— To do —
Where a line holds "antenne", copy it.

------------

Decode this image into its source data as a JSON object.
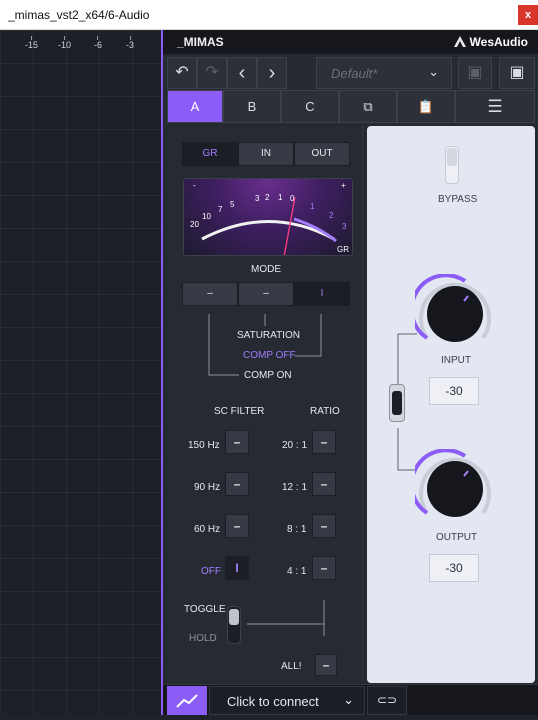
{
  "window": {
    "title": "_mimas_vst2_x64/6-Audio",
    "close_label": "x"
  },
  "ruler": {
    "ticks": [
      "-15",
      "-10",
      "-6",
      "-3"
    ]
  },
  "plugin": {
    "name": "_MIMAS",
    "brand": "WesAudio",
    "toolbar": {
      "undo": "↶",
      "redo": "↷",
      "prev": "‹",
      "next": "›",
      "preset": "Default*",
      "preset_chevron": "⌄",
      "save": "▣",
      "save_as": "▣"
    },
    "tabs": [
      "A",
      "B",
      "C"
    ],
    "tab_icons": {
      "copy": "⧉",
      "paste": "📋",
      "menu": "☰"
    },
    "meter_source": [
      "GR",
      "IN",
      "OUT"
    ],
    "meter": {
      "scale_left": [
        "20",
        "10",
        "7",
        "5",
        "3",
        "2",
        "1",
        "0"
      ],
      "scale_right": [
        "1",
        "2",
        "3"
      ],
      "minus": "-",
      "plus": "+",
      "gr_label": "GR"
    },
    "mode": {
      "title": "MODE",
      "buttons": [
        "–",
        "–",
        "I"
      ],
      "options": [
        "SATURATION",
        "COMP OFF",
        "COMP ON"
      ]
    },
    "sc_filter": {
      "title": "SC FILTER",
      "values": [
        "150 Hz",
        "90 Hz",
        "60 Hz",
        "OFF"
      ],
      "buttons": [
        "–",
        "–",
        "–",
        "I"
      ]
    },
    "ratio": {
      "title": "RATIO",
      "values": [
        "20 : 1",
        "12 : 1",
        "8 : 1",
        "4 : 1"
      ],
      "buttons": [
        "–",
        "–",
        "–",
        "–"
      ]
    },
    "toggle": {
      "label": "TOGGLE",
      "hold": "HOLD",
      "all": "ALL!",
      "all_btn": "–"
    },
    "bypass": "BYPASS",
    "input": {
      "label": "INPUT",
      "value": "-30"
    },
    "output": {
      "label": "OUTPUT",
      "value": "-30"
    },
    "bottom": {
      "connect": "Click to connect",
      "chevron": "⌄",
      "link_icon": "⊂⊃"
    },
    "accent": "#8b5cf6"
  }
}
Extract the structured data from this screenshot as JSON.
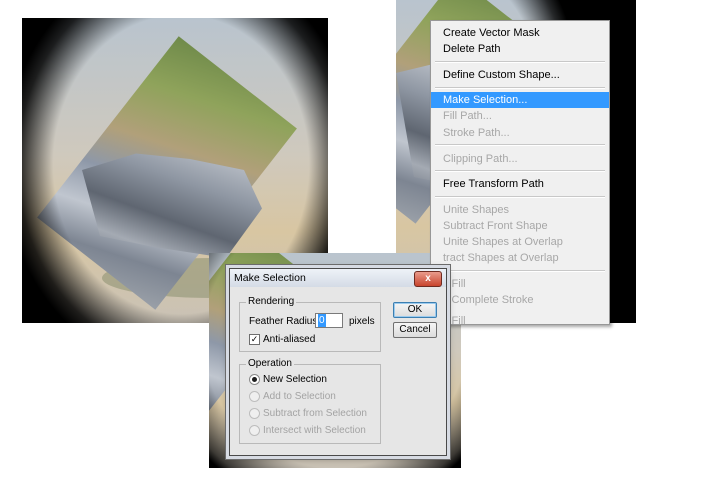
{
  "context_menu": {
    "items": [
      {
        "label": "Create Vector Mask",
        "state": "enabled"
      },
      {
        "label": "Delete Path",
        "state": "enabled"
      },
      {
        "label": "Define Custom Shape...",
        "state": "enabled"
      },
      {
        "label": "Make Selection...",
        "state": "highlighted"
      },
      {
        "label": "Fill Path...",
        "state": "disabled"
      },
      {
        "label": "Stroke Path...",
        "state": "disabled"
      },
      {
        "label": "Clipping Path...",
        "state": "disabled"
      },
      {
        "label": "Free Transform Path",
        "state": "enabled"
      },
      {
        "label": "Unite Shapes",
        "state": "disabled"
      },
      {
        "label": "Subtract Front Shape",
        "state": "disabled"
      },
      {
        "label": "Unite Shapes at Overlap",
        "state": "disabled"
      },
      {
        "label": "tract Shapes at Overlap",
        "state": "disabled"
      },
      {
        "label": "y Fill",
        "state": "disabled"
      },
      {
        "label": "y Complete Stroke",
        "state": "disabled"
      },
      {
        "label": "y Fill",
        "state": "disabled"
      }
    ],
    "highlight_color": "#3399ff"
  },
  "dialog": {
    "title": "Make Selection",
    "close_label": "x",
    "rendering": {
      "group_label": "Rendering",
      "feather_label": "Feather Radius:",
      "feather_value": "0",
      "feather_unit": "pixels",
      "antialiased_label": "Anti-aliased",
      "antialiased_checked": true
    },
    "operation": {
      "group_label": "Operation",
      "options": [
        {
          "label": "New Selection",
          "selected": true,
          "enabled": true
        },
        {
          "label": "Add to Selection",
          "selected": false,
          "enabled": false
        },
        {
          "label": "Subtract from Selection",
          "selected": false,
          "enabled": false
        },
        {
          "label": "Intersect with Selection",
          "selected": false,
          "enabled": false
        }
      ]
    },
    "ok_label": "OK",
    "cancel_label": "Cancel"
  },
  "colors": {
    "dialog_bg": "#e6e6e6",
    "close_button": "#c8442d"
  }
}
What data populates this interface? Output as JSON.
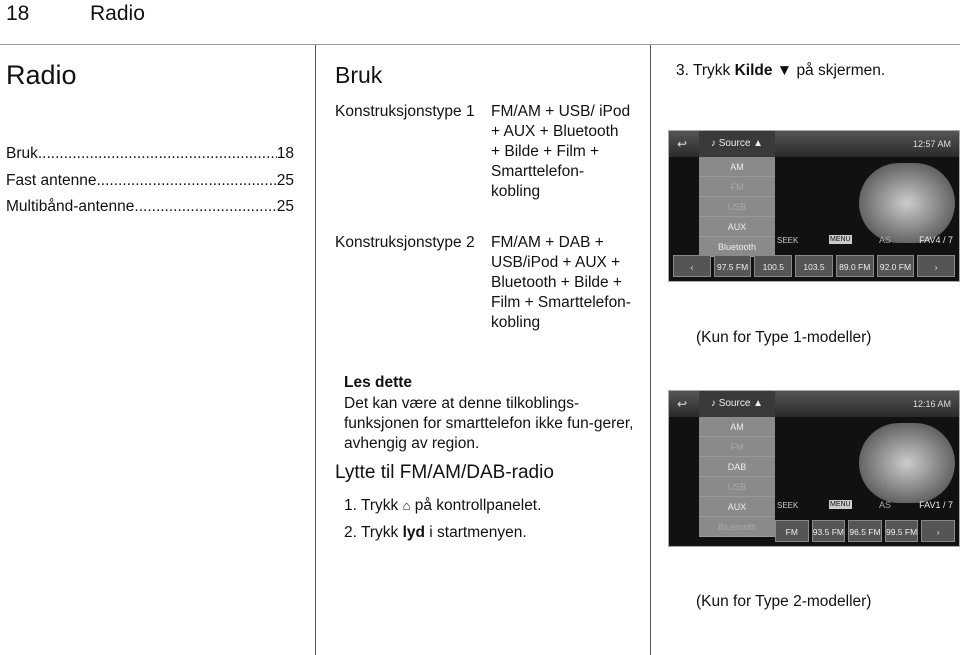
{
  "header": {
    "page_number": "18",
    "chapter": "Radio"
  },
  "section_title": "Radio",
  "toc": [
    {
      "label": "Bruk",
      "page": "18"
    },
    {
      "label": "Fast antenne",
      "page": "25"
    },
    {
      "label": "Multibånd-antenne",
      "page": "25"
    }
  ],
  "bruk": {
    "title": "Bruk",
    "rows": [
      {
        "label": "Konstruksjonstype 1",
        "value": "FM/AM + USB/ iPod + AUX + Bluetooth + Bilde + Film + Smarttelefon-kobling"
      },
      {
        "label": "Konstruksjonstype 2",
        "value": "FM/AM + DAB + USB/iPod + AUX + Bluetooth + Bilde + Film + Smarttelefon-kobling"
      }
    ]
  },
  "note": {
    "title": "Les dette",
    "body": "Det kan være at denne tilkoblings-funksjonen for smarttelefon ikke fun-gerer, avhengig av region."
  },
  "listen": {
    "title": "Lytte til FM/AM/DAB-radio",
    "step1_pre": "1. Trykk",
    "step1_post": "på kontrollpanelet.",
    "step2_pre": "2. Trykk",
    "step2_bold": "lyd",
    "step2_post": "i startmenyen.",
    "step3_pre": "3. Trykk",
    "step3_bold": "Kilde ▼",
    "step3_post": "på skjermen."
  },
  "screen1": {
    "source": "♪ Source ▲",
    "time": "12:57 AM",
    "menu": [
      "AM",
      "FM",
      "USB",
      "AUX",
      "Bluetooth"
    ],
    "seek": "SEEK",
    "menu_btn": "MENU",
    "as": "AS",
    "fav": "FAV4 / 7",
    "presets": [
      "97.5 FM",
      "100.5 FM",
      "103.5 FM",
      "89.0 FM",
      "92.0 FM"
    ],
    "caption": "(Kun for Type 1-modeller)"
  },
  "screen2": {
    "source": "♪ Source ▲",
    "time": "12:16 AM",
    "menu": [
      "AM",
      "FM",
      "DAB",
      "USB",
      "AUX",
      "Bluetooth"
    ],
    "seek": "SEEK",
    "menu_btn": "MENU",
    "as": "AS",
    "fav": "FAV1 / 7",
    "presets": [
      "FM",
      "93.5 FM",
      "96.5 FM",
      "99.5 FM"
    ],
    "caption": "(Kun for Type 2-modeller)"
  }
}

------------

— Complete response —
      "label": "Fast antenne",
      "label": "Multibånd-antenne",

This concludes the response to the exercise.